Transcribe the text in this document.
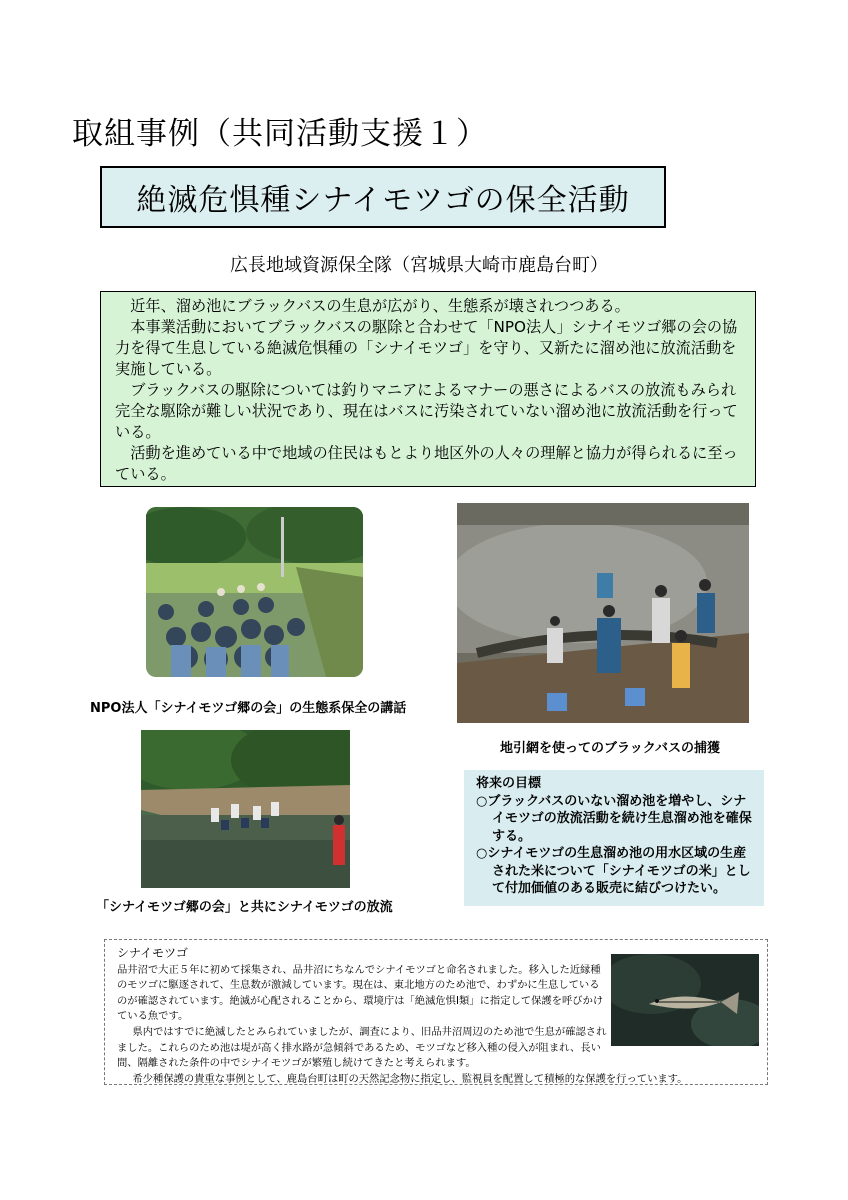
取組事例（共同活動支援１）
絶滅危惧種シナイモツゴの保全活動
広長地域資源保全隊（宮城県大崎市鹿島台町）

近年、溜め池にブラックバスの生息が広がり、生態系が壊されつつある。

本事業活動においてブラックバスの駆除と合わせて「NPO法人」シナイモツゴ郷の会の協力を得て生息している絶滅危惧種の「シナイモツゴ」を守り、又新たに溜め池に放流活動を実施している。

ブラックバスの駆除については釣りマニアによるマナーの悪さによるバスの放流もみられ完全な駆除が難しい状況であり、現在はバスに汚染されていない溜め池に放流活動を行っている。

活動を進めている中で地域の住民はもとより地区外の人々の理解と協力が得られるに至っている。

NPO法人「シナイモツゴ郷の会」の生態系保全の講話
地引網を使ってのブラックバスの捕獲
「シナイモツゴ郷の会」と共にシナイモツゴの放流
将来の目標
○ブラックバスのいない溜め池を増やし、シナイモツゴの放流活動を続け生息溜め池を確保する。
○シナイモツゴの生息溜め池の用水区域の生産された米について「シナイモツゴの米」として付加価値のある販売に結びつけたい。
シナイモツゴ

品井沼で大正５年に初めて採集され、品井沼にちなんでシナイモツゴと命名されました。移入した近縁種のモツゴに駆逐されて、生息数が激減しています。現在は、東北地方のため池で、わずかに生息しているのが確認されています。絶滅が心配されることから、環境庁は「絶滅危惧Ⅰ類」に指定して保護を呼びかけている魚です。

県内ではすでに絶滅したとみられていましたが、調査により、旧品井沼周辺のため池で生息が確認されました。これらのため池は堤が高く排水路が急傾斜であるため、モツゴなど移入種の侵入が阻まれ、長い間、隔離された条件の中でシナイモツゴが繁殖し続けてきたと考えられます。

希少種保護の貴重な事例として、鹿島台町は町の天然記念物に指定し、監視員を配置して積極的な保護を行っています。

***

### Aim of the task:
Identify and copy lines that hold the string "NPO法人".

### Exercise answer:
本事業活動においてブラックバスの駆除と合わせて「NPO法人」シナイモツゴ郷の会の協力を得て生息している絶滅危惧種の「シナイモツゴ」を守り、又新たに溜め池に放流活動を実施している。
NPO法人「シナイモツゴ郷の会」の生態系保全の講話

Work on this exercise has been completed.